_Exercise prompt_.
Look through the data below. Pick out the lines holding the string "name".

[START OF Dataset records]

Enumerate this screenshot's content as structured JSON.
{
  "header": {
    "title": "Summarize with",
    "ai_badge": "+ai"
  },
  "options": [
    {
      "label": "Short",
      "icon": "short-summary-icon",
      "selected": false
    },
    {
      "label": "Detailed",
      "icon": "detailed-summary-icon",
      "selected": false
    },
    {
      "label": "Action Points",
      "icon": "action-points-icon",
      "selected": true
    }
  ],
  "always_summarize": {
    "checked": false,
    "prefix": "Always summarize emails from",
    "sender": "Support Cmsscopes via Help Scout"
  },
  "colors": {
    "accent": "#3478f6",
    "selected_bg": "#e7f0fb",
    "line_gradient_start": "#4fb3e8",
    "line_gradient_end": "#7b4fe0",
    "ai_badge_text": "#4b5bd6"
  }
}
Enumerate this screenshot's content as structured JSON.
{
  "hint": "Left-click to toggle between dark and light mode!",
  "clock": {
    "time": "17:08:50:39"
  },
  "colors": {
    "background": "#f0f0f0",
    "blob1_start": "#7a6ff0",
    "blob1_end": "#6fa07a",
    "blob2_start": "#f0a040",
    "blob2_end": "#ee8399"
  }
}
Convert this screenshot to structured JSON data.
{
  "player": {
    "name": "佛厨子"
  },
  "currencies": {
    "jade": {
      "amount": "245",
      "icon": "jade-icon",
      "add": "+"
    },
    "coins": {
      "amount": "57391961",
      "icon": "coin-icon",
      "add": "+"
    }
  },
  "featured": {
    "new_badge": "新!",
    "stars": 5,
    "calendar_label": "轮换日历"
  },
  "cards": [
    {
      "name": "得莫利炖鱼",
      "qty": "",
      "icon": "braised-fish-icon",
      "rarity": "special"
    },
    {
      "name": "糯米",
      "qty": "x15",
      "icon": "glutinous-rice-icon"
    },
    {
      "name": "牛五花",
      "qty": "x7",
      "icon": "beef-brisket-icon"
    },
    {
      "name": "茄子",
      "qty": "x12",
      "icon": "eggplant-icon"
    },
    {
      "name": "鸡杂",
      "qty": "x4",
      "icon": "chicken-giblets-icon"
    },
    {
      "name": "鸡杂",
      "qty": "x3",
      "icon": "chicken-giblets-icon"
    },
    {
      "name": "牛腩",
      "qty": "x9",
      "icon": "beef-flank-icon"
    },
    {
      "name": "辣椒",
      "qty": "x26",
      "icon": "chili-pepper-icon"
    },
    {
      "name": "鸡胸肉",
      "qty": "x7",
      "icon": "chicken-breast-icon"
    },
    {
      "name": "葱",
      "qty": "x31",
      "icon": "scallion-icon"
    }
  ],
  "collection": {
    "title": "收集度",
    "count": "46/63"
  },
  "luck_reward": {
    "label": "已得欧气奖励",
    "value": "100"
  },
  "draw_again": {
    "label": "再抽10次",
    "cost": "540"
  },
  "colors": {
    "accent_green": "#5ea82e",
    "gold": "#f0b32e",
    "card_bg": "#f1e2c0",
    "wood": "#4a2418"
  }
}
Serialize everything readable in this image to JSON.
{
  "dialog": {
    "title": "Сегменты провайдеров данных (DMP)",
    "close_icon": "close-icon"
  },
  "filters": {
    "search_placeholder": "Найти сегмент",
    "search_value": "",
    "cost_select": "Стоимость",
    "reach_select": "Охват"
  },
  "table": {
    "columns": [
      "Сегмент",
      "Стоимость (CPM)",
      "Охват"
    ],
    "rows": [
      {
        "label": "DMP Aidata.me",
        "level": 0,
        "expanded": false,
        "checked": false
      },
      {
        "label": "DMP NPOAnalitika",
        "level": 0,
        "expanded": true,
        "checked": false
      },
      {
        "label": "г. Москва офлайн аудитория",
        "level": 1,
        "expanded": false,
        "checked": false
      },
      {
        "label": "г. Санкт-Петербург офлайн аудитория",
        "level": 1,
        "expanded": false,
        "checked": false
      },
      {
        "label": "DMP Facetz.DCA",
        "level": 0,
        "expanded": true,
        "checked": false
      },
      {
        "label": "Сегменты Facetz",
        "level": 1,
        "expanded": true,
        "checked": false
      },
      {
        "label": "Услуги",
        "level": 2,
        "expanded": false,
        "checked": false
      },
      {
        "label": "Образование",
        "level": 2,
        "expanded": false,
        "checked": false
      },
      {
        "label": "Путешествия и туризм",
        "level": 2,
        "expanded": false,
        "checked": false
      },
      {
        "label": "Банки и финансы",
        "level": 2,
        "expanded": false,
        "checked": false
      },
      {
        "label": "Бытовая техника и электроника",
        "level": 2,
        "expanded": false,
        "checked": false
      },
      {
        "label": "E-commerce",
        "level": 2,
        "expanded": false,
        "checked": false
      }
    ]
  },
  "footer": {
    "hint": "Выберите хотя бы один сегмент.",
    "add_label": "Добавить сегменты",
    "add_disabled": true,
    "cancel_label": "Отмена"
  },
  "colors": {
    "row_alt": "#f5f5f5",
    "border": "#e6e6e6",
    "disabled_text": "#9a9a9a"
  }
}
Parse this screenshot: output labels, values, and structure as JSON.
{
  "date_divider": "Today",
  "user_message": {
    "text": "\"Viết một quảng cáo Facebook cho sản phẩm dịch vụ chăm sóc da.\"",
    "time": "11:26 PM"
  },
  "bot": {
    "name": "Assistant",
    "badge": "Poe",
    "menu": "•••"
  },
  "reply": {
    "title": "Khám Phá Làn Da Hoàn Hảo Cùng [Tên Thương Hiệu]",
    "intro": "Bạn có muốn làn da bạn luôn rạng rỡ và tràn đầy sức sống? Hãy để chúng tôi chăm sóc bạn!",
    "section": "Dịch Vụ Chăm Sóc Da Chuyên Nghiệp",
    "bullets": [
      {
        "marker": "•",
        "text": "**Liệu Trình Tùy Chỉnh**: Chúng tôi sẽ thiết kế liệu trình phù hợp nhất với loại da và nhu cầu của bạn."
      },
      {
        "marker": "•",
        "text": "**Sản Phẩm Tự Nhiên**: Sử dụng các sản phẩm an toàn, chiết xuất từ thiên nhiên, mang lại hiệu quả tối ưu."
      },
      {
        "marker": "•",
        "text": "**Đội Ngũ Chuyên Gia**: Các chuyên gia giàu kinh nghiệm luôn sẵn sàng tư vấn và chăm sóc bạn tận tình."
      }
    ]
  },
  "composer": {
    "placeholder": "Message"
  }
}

[END OF Dataset records]

_Exercise result_.
    "name": "佛厨子"
      "name": "得莫利炖鱼",
      "name": "糯米",
      "name": "牛五花",
      "name": "茄子",
      "name": "鸡杂",
      "name": "鸡杂",
      "name": "牛腩",
      "name": "辣椒",
      "name": "鸡胸肉",
      "name": "葱",
    "name": "Assistant",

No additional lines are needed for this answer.